### Set exercise
Can you restate the records below word for word?

---------- Records for this exercise

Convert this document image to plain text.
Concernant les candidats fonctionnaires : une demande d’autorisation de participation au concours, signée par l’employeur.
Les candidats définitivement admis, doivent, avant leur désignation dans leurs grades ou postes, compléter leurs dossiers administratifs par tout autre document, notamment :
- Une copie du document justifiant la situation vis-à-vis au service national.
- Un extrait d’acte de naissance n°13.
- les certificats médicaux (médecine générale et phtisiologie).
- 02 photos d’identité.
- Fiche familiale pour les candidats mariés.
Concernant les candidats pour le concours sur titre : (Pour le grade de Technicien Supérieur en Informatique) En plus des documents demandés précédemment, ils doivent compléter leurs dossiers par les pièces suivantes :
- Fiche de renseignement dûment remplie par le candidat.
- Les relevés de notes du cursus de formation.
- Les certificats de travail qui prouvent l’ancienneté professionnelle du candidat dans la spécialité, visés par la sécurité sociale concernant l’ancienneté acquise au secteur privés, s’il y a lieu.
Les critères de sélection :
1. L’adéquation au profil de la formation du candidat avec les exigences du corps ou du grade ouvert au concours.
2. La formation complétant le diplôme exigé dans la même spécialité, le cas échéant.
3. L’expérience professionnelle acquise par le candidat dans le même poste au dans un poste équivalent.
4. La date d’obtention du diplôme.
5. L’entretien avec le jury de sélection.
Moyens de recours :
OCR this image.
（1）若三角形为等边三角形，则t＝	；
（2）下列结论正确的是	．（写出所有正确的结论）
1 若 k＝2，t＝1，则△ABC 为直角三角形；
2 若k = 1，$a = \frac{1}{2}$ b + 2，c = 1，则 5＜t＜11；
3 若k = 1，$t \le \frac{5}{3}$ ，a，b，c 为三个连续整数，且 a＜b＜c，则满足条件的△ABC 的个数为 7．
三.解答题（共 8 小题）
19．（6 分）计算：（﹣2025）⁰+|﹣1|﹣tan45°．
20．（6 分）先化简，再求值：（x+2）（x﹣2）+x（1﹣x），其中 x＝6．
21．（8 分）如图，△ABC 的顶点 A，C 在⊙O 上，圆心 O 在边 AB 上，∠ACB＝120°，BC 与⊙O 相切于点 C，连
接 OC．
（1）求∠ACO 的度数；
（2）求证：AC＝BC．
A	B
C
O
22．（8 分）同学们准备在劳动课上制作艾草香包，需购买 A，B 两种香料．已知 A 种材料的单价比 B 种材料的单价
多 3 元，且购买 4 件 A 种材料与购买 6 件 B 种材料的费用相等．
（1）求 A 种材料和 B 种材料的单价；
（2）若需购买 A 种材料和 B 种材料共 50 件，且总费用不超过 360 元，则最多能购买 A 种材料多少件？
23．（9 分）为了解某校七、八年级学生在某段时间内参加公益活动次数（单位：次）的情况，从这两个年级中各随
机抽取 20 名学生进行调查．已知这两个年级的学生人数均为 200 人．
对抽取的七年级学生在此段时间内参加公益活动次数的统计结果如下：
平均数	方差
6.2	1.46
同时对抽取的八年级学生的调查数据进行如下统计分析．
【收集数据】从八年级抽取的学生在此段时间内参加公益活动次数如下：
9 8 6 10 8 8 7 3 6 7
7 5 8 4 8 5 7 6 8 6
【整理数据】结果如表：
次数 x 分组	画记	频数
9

--------------------

### Final answer
Convert this document image to plain text.
Concernant les candidats fonctionnaires : une demande d’autorisation de participation au concours, signée par l’employeur.
Les candidats définitivement admis, doivent, avant leur désignation dans leurs grades ou postes, compléter leurs dossiers administratifs par tout autre document, notamment :
- Une copie du document justifiant la situation vis-à-vis au service national.
- Un extrait d’acte de naissance n°13.
- les certificats médicaux (médecine générale et phtisiologie).
- 02 photos d’identité.
- Fiche familiale pour les candidats mariés.
Concernant les candidats pour le concours sur titre : (Pour le grade de Technicien Supérieur en Informatique) En plus des documents demandés précédemment, ils doivent compléter leurs dossiers par les pièces suivantes :
- Fiche de renseignement dûment remplie par le candidat.
- Les relevés de notes du cursus de formation.
- Les certificats de travail qui prouvent l’ancienneté professionnelle du candidat dans la spécialité, visés par la sécurité sociale concernant l’ancienneté acquise au secteur privés, s’il y a lieu.
Les critères de sélection :
1. L’adéquation au profil de la formation du candidat avec les exigences du corps ou du grade ouvert au concours.
2. La formation complétant le diplôme exigé dans la même spécialité, le cas échéant.
3. L’expérience professionnelle acquise par le candidat dans le même poste au dans un poste équivalent.
4. La date d’obtention du diplôme.
5. L’entretien avec le jury de sélection.
Moyens de recours :
OCR this image.
（1）若三角形为等边三角形，则t＝	；
（2）下列结论正确的是	．（写出所有正确的结论）
1 若 k＝2，t＝1，则△ABC 为直角三角形；
2 若k = 1，$a = \frac{1}{2}$ b + 2，c = 1，则 5＜t＜11；
3 若k = 1，$t \le \frac{5}{3}$ ，a，b，c 为三个连续整数，且 a＜b＜c，则满足条件的△ABC 的个数为 7．
三.解答题（共 8 小题）
19．（6 分）计算：（﹣2025）⁰+|﹣1|﹣tan45°．
20．（6 分）先化简，再求值：（x+2）（x﹣2）+x（1﹣x），其中 x＝6．
21．（8 分）如图，△ABC 的顶点 A，C 在⊙O 上，圆心 O 在边 AB 上，∠ACB＝120°，BC 与⊙O 相切于点 C，连
接 OC．
（1）求∠ACO 的度数；
（2）求证：AC＝BC．
A	B
C
O
22．（8 分）同学们准备在劳动课上制作艾草香包，需购买 A，B 两种香料．已知 A 种材料的单价比 B 种材料的单价
多 3 元，且购买 4 件 A 种材料与购买 6 件 B 种材料的费用相等．
（1）求 A 种材料和 B 种材料的单价；
（2）若需购买 A 种材料和 B 种材料共 50 件，且总费用不超过 360 元，则最多能购买 A 种材料多少件？
23．（9 分）为了解某校七、八年级学生在某段时间内参加公益活动次数（单位：次）的情况，从这两个年级中各随
机抽取 20 名学生进行调查．已知这两个年级的学生人数均为 200 人．
对抽取的七年级学生在此段时间内参加公益活动次数的统计结果如下：
平均数	方差
6.2	1.46
同时对抽取的八年级学生的调查数据进行如下统计分析．
【收集数据】从八年级抽取的学生在此段时间内参加公益活动次数如下：
9 8 6 10 8 8 7 3 6 7
7 5 8 4 8 5 7 6 8 6
【整理数据】结果如表：
次数 x 分组	画记	频数
9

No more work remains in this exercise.